#### Exercise instructions:
Every line that contains the word "Rafael" should be copied out.
═════ Supplied entries
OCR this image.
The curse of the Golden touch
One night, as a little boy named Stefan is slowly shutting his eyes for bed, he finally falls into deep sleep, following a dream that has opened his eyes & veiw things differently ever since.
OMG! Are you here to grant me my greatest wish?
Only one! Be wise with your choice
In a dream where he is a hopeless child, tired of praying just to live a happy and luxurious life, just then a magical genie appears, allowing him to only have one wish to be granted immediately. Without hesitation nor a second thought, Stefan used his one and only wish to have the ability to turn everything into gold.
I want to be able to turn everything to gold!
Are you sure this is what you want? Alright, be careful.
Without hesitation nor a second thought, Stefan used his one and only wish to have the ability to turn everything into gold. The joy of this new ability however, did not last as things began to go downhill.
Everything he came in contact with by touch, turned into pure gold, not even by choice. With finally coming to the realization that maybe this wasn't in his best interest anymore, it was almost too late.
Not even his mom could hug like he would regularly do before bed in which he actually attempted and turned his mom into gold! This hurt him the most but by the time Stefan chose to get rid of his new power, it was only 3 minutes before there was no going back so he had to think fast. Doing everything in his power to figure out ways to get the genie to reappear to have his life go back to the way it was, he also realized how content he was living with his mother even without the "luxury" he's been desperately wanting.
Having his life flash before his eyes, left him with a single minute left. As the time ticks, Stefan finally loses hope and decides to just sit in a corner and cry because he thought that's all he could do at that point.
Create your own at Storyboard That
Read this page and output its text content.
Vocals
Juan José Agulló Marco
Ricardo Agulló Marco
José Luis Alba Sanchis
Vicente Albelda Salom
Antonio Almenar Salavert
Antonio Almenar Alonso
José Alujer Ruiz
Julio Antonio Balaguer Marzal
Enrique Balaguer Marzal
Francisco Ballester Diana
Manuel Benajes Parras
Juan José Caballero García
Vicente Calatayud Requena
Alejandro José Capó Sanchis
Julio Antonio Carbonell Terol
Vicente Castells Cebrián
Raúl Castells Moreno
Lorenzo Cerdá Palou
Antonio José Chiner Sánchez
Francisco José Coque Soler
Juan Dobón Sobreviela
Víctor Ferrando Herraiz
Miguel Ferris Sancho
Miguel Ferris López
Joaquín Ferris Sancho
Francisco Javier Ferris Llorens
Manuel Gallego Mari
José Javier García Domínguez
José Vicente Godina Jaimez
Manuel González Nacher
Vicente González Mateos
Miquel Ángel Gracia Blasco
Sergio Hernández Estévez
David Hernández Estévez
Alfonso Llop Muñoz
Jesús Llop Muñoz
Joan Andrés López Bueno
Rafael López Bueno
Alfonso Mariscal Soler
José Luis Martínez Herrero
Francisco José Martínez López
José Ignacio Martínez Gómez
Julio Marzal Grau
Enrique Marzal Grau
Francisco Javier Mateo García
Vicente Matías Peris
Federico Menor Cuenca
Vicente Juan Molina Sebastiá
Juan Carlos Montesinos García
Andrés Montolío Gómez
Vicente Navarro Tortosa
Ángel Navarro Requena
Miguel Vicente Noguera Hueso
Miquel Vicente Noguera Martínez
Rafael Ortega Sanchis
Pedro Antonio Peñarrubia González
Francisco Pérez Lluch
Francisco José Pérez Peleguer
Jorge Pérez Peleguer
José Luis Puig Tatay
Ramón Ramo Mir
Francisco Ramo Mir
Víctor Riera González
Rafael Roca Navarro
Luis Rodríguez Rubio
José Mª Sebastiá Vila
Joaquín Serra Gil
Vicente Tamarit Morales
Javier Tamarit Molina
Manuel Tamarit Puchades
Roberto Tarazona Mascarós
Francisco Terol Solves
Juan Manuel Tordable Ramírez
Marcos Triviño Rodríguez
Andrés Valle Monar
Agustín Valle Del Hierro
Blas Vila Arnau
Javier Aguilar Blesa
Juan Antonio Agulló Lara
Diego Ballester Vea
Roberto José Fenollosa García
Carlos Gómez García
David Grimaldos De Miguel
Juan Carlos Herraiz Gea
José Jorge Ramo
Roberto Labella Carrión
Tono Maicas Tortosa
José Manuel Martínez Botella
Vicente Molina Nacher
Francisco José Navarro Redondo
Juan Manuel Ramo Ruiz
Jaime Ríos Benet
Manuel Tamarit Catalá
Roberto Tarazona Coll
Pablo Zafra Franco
══════════
═════ Supplied entries
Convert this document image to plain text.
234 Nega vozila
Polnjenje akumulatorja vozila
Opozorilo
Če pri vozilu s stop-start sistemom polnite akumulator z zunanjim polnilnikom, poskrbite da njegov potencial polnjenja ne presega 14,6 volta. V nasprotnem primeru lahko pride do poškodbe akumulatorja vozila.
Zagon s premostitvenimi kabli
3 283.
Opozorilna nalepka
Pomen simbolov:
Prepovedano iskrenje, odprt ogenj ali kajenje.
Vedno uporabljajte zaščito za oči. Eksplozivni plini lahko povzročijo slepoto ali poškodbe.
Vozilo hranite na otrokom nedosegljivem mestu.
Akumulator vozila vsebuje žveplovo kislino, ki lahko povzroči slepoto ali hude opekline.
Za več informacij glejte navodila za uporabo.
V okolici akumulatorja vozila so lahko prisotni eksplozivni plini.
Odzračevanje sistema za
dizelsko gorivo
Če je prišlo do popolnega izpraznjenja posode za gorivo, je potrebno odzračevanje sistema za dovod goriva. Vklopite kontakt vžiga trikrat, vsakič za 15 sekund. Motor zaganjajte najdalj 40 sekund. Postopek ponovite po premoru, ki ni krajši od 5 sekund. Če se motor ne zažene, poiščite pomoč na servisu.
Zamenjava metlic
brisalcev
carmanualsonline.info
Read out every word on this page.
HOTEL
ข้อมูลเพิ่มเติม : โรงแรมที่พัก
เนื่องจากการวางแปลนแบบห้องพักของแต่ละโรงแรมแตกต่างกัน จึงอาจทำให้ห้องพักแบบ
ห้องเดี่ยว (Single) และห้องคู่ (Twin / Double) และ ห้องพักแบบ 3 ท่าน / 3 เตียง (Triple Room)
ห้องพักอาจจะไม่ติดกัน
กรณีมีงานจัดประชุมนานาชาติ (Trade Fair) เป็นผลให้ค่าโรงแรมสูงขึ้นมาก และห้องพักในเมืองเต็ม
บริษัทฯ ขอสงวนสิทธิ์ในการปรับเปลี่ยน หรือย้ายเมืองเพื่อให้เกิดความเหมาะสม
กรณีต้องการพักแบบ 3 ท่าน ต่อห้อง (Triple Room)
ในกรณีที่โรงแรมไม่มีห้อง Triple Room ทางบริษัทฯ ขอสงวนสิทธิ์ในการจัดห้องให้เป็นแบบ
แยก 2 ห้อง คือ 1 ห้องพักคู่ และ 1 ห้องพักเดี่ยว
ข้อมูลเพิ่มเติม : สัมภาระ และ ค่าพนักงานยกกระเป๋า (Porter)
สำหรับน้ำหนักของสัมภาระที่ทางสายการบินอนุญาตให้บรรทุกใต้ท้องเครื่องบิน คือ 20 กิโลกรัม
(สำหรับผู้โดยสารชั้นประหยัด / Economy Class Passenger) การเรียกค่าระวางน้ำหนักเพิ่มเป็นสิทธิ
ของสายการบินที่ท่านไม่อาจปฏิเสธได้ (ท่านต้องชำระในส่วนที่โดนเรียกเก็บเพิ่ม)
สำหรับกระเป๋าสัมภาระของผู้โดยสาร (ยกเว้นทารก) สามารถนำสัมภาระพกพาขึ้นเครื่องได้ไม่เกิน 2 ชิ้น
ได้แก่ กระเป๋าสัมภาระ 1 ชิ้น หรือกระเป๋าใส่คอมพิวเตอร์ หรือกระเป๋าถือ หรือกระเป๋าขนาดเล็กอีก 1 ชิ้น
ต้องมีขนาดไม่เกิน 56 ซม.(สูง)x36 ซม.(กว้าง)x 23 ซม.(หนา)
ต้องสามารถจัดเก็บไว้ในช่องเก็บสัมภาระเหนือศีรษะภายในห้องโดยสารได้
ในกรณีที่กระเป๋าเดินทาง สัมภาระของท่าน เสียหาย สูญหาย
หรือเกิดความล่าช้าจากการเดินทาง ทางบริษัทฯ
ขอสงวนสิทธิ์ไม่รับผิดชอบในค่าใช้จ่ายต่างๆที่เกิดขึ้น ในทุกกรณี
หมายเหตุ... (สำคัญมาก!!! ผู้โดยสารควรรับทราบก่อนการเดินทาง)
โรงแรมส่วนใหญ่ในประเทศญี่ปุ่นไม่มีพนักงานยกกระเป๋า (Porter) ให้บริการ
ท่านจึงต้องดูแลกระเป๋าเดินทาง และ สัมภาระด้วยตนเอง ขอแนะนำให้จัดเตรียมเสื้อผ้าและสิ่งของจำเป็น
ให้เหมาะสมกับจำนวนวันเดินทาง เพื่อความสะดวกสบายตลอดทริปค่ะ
══════════
#### Task output:
Rafael López Bueno
Rafael Ortega Sanchis
Rafael Roca Navarro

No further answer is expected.